Copy out every line exactly as given.

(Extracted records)
· · · ·
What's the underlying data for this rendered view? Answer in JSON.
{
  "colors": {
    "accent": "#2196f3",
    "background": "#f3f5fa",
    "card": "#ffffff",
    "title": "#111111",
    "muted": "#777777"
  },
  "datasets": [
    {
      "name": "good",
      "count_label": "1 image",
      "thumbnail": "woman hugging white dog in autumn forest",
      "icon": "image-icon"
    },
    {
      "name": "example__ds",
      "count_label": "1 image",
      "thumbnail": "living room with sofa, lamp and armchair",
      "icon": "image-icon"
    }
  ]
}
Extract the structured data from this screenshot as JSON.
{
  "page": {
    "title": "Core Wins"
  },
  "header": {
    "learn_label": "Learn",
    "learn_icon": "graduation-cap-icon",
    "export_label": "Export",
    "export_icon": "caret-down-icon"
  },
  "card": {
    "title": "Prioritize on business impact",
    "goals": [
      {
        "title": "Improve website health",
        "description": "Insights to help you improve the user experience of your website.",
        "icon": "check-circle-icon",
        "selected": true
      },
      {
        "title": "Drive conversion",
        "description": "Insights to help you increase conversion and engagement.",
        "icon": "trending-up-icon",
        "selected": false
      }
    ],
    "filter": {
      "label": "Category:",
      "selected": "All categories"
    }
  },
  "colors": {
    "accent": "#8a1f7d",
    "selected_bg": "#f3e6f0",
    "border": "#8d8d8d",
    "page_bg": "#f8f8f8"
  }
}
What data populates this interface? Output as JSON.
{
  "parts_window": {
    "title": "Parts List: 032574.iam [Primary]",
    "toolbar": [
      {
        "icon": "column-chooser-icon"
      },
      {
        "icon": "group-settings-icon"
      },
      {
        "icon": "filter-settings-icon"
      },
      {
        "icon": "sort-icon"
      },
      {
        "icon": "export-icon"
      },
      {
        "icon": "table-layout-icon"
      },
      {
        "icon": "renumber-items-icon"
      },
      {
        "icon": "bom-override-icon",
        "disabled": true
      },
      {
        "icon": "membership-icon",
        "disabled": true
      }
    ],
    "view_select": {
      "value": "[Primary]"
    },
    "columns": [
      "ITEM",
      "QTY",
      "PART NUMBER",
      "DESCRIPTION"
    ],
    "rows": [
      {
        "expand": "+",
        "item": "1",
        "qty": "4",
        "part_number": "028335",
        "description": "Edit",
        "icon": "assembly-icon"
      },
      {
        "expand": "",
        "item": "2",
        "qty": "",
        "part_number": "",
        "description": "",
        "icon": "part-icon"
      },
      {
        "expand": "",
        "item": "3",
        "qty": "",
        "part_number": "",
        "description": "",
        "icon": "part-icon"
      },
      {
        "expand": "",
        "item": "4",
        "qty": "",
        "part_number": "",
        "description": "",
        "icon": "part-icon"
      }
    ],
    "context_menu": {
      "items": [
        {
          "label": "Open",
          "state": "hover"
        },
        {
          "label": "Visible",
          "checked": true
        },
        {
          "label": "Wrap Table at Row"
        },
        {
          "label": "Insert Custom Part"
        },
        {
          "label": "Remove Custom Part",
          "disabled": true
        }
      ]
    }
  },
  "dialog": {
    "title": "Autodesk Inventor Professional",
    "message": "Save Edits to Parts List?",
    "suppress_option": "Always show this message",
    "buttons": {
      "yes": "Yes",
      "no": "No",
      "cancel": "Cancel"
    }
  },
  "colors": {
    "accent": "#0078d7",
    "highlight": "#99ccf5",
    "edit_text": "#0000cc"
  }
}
· · · ·
SOLUTION.
What's the underlying data for this rendered view? Answer in JSON.
{
  "colors": {
    "accent": "#2196f3",
    "background": "#f3f5fa",
    "card": "#ffffff",
    "title": "#111111",
    "muted": "#777777"
  },
  "datasets": [
    {
      "name": "good",
      "count_label": "1 image",
      "thumbnail": "woman hugging white dog in autumn forest",
      "icon": "image-icon"
    },
    {
      "name": "example__ds",
      "count_label": "1 image",
      "thumbnail": "living room with sofa, lamp and armchair",
      "icon": "image-icon"
    }
  ]
}
Extract the structured data from this screenshot as JSON.
{
  "page": {
    "title": "Core Wins"
  },
  "header": {
    "learn_label": "Learn",
    "learn_icon": "graduation-cap-icon",
    "export_label": "Export",
    "export_icon": "caret-down-icon"
  },
  "card": {
    "title": "Prioritize on business impact",
    "goals": [
      {
        "title": "Improve website health",
        "description": "Insights to help you improve the user experience of your website.",
        "icon": "check-circle-icon",
        "selected": true
      },
      {
        "title": "Drive conversion",
        "description": "Insights to help you increase conversion and engagement.",
        "icon": "trending-up-icon",
        "selected": false
      }
    ],
    "filter": {
      "label": "Category:",
      "selected": "All categories"
    }
  },
  "colors": {
    "accent": "#8a1f7d",
    "selected_bg": "#f3e6f0",
    "border": "#8d8d8d",
    "page_bg": "#f8f8f8"
  }
}
What data populates this interface? Output as JSON.
{
  "parts_window": {
    "title": "Parts List: 032574.iam [Primary]",
    "toolbar": [
      {
        "icon": "column-chooser-icon"
      },
      {
        "icon": "group-settings-icon"
      },
      {
        "icon": "filter-settings-icon"
      },
      {
        "icon": "sort-icon"
      },
      {
        "icon": "export-icon"
      },
      {
        "icon": "table-layout-icon"
      },
      {
        "icon": "renumber-items-icon"
      },
      {
        "icon": "bom-override-icon",
        "disabled": true
      },
      {
        "icon": "membership-icon",
        "disabled": true
      }
    ],
    "view_select": {
      "value": "[Primary]"
    },
    "columns": [
      "ITEM",
      "QTY",
      "PART NUMBER",
      "DESCRIPTION"
    ],
    "rows": [
      {
        "expand": "+",
        "item": "1",
        "qty": "4",
        "part_number": "028335",
        "description": "Edit",
        "icon": "assembly-icon"
      },
      {
        "expand": "",
        "item": "2",
        "qty": "",
        "part_number": "",
        "description": "",
        "icon": "part-icon"
      },
      {
        "expand": "",
        "item": "3",
        "qty": "",
        "part_number": "",
        "description": "",
        "icon": "part-icon"
      },
      {
        "expand": "",
        "item": "4",
        "qty": "",
        "part_number": "",
        "description": "",
        "icon": "part-icon"
      }
    ],
    "context_menu": {
      "items": [
        {
          "label": "Open",
          "state": "hover"
        },
        {
          "label": "Visible",
          "checked": true
        },
        {
          "label": "Wrap Table at Row"
        },
        {
          "label": "Insert Custom Part"
        },
        {
          "label": "Remove Custom Part",
          "disabled": true
        }
      ]
    }
  },
  "dialog": {
    "title": "Autodesk Inventor Professional",
    "message": "Save Edits to Parts List?",
    "suppress_option": "Always show this message",
    "buttons": {
      "yes": "Yes",
      "no": "No",
      "cancel": "Cancel"
    }
  },
  "colors": {
    "accent": "#0078d7",
    "highlight": "#99ccf5",
    "edit_text": "#0000cc"
  }
}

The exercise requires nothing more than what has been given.